Task description | In the entries below, find every line with "ylabel" and copy it.

Stored records
####################

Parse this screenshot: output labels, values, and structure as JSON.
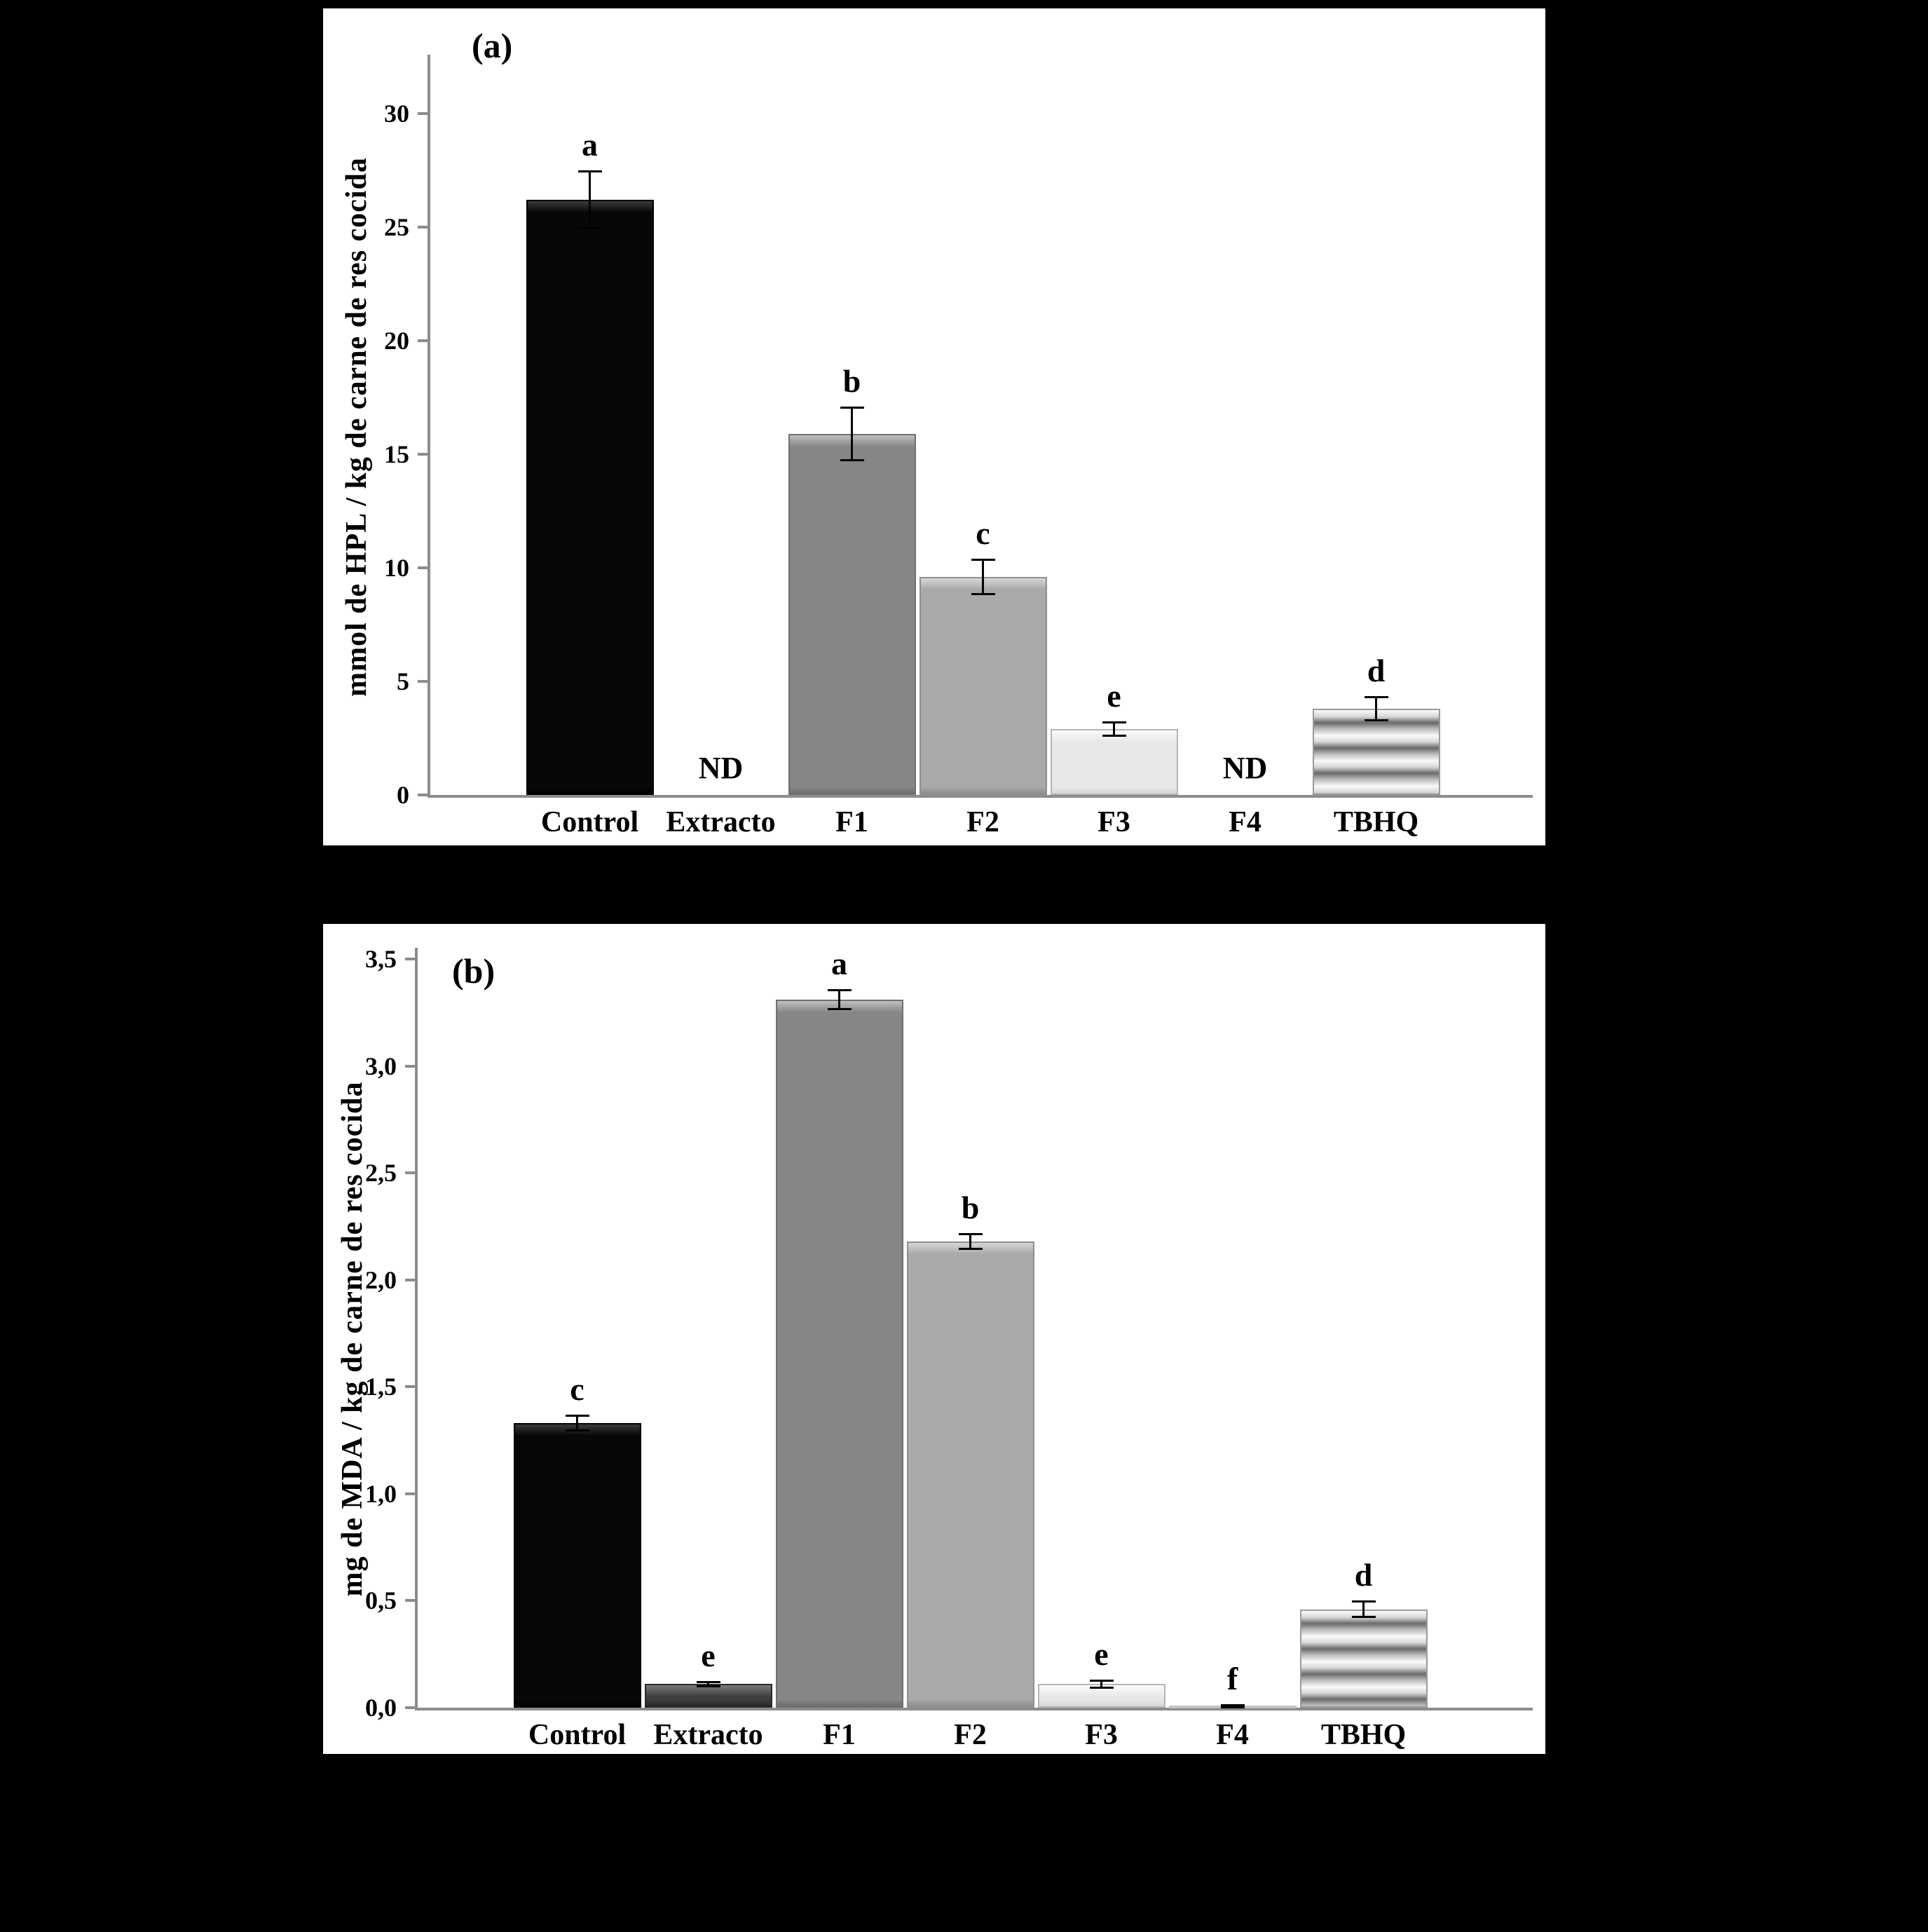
{
  "background": "#000000",
  "panel_background": "#ffffff",
  "axis_color": "#8c8c8c",
  "text_color": "#000000",
  "chart_data": [
    {
      "id": "a",
      "type": "bar",
      "panel_label": "(a)",
      "title": "",
      "xlabel": "",
      "ylabel": "mmol de HPL / kg de carne de res cocida",
      "categories": [
        "Control",
        "Extracto",
        "F1",
        "F2",
        "F3",
        "F4",
        "TBHQ"
      ],
      "values": [
        26.2,
        null,
        15.9,
        9.6,
        2.9,
        null,
        3.8
      ],
      "errors": [
        1.3,
        null,
        1.2,
        0.8,
        0.35,
        null,
        0.55
      ],
      "sig_letters": [
        "a",
        null,
        "b",
        "c",
        "e",
        null,
        "d"
      ],
      "nd_label": "ND",
      "ylim": [
        0,
        32.5
      ],
      "grid": false,
      "legend": false,
      "yticks": [
        {
          "label": "0",
          "value": 0
        },
        {
          "label": "5",
          "value": 5
        },
        {
          "label": "10",
          "value": 10
        },
        {
          "label": "15",
          "value": 15
        },
        {
          "label": "20",
          "value": 20
        },
        {
          "label": "25",
          "value": 25
        },
        {
          "label": "30",
          "value": 30
        }
      ],
      "bar_styles": [
        {
          "name": "control",
          "fill": "#070707",
          "light": "#3a3a3a",
          "dark": "#000000",
          "edge": "#000000"
        },
        {
          "name": "extracto",
          "fill": "#3e3e3e",
          "light": "#7a7a7a",
          "dark": "#262626",
          "edge": "#2a2a2a"
        },
        {
          "name": "f1",
          "fill": "#868686",
          "light": "#c0c0c0",
          "dark": "#6e6e6e",
          "edge": "#707070"
        },
        {
          "name": "f2",
          "fill": "#a9a9a9",
          "light": "#d6d6d6",
          "dark": "#8f8f8f",
          "edge": "#8f8f8f"
        },
        {
          "name": "f3",
          "fill": "#e8e8e8",
          "light": "#fbfbfb",
          "dark": "#d6d6d6",
          "edge": "#b5b5b5"
        },
        {
          "name": "f4",
          "fill": "#f1f1f1",
          "light": "#ffffff",
          "dark": "#e2e2e2",
          "edge": "#c2c2c2"
        },
        {
          "name": "tbhq",
          "pattern": "horizontal-stripes",
          "stripe_colors": [
            "#fbfbfb",
            "#d8d8d8",
            "#6a6a6a",
            "#bdbdbd",
            "#f7f7f7"
          ],
          "edge": "#9a9a9a"
        }
      ]
    },
    {
      "id": "b",
      "type": "bar",
      "panel_label": "(b)",
      "title": "",
      "xlabel": "",
      "ylabel": "mg de MDA / kg de carne de res cocida",
      "categories": [
        "Control",
        "Extracto",
        "F1",
        "F2",
        "F3",
        "F4",
        "TBHQ"
      ],
      "values": [
        1.33,
        0.11,
        3.31,
        2.18,
        0.11,
        0.01,
        0.46
      ],
      "errors": [
        0.04,
        0.015,
        0.05,
        0.04,
        0.02,
        0.008,
        0.04
      ],
      "sig_letters": [
        "c",
        "e",
        "a",
        "b",
        "e",
        "f",
        "d"
      ],
      "nd_label": "ND",
      "ylim": [
        0,
        3.55
      ],
      "grid": false,
      "legend": false,
      "yticks": [
        {
          "label": "0,0",
          "value": 0
        },
        {
          "label": "0,5",
          "value": 0.5
        },
        {
          "label": "1,0",
          "value": 1
        },
        {
          "label": "1,5",
          "value": 1.5
        },
        {
          "label": "2,0",
          "value": 2
        },
        {
          "label": "2,5",
          "value": 2.5
        },
        {
          "label": "3,0",
          "value": 3
        },
        {
          "label": "3,5",
          "value": 3.5
        }
      ],
      "bar_styles": [
        {
          "name": "control",
          "fill": "#070707",
          "light": "#3a3a3a",
          "dark": "#000000",
          "edge": "#000000"
        },
        {
          "name": "extracto",
          "fill": "#3e3e3e",
          "light": "#7a7a7a",
          "dark": "#262626",
          "edge": "#2a2a2a"
        },
        {
          "name": "f1",
          "fill": "#868686",
          "light": "#c0c0c0",
          "dark": "#6e6e6e",
          "edge": "#707070"
        },
        {
          "name": "f2",
          "fill": "#a9a9a9",
          "light": "#d6d6d6",
          "dark": "#8f8f8f",
          "edge": "#8f8f8f"
        },
        {
          "name": "f3",
          "fill": "#e8e8e8",
          "light": "#fbfbfb",
          "dark": "#d6d6d6",
          "edge": "#b5b5b5"
        },
        {
          "name": "f4",
          "fill": "#f1f1f1",
          "light": "#ffffff",
          "dark": "#e2e2e2",
          "edge": "#c2c2c2"
        },
        {
          "name": "tbhq",
          "pattern": "horizontal-stripes",
          "stripe_colors": [
            "#fbfbfb",
            "#d8d8d8",
            "#6a6a6a",
            "#bdbdbd",
            "#f7f7f7"
          ],
          "edge": "#9a9a9a"
        }
      ]
    }
  ]
}
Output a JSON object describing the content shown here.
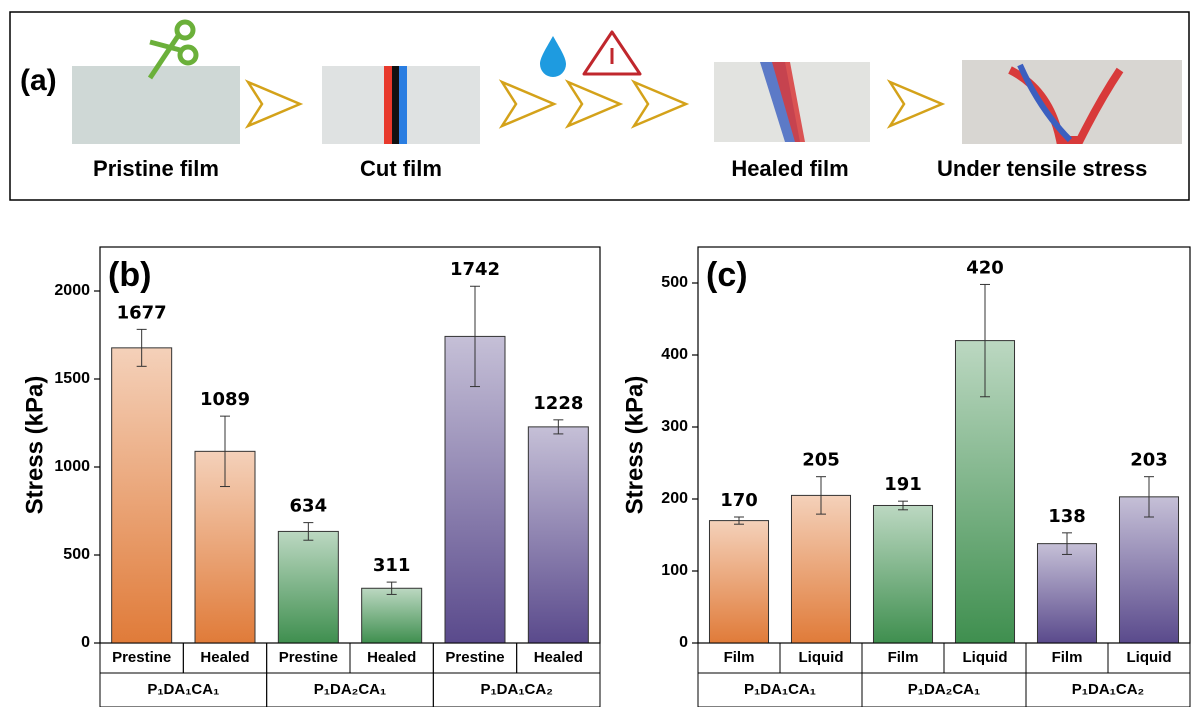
{
  "panel_a": {
    "label": "(a)",
    "steps": [
      "Pristine film",
      "Cut film",
      "Healed film",
      "Under tensile stress"
    ]
  },
  "chart_data": [
    {
      "type": "bar",
      "panel_label": "(b)",
      "ylabel": "Stress (kPa)",
      "categories": [
        "Prestine",
        "Healed",
        "Prestine",
        "Healed",
        "Prestine",
        "Healed"
      ],
      "groups": [
        "P₁DA₁CA₁",
        "P₁DA₂CA₁",
        "P₁DA₁CA₂"
      ],
      "values": [
        1677,
        1089,
        634,
        311,
        1742,
        1228
      ],
      "errors": [
        105,
        200,
        50,
        35,
        285,
        40
      ],
      "colors": [
        "#e07b39",
        "#e07b39",
        "#3f8f4f",
        "#3f8f4f",
        "#5a4a8c",
        "#5a4a8c"
      ],
      "ylim": [
        0,
        2250
      ],
      "yticks": [
        0,
        500,
        1000,
        1500,
        2000
      ]
    },
    {
      "type": "bar",
      "panel_label": "(c)",
      "ylabel": "Stress (kPa)",
      "categories": [
        "Film",
        "Liquid",
        "Film",
        "Liquid",
        "Film",
        "Liquid"
      ],
      "groups": [
        "P₁DA₁CA₁",
        "P₁DA₂CA₁",
        "P₁DA₁CA₂"
      ],
      "values": [
        170,
        205,
        191,
        420,
        138,
        203
      ],
      "errors": [
        5,
        26,
        6,
        78,
        15,
        28
      ],
      "colors": [
        "#e07b39",
        "#e07b39",
        "#3f8f4f",
        "#3f8f4f",
        "#5a4a8c",
        "#5a4a8c"
      ],
      "ylim": [
        0,
        550
      ],
      "yticks": [
        0,
        100,
        200,
        300,
        400,
        500
      ]
    }
  ]
}
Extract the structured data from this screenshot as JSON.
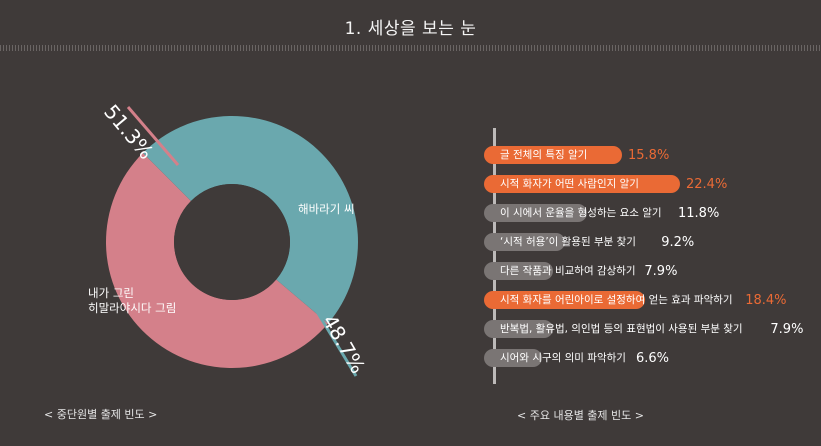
{
  "header": {
    "title": "1. 세상을 보는 눈"
  },
  "colors": {
    "background": "#3f3a39",
    "pink": "#d4808a",
    "teal": "#6aa8ae",
    "orange": "#ea6a35",
    "gray": "#7a7574",
    "white": "#ffffff"
  },
  "chart_data": [
    {
      "type": "pie",
      "title": "< 중단원별 출제 빈도 >",
      "slices": [
        {
          "label": "내가 그린 히말라야시다 그림",
          "value": 51.3,
          "value_label": "51.3%",
          "color": "#d4808a"
        },
        {
          "label": "해바라기 씨",
          "value": 48.7,
          "value_label": "48.7%",
          "color": "#6aa8ae"
        }
      ]
    },
    {
      "type": "bar",
      "orientation": "horizontal",
      "title": "< 주요 내용별 출제 빈도 >",
      "categories": [
        "글 전체의 특징 알기",
        "시적 화자가 어떤 사람인지 알기",
        "이 시에서 운율을 형성하는 요소 알기",
        "‘시적 허용’이 활용된 부분 찾기",
        "다른 작품과 비교하여 감상하기",
        "시적 화자를 어린아이로 설정하여 얻는 효과 파악하기",
        "반복법, 활유법, 의인법 등의 표현법이 사용된 부분 찾기",
        "시어와 시구의 의미 파악하기"
      ],
      "values": [
        15.8,
        22.4,
        11.8,
        9.2,
        7.9,
        18.4,
        7.9,
        6.6
      ],
      "value_labels": [
        "15.8%",
        "22.4%",
        "11.8%",
        "9.2%",
        "7.9%",
        "18.4%",
        "7.9%",
        "6.6%"
      ],
      "highlighted": [
        true,
        true,
        false,
        false,
        false,
        true,
        false,
        false
      ]
    }
  ]
}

####################

Solution for this exercise |
      "ylabel": "mmol de HPL / kg de carne de res cocida",
      "ylabel": "mg de MDA / kg de carne de res cocida",
      "ylabel": "Stress (kPa)",
      "ylabel": "Stress (kPa)",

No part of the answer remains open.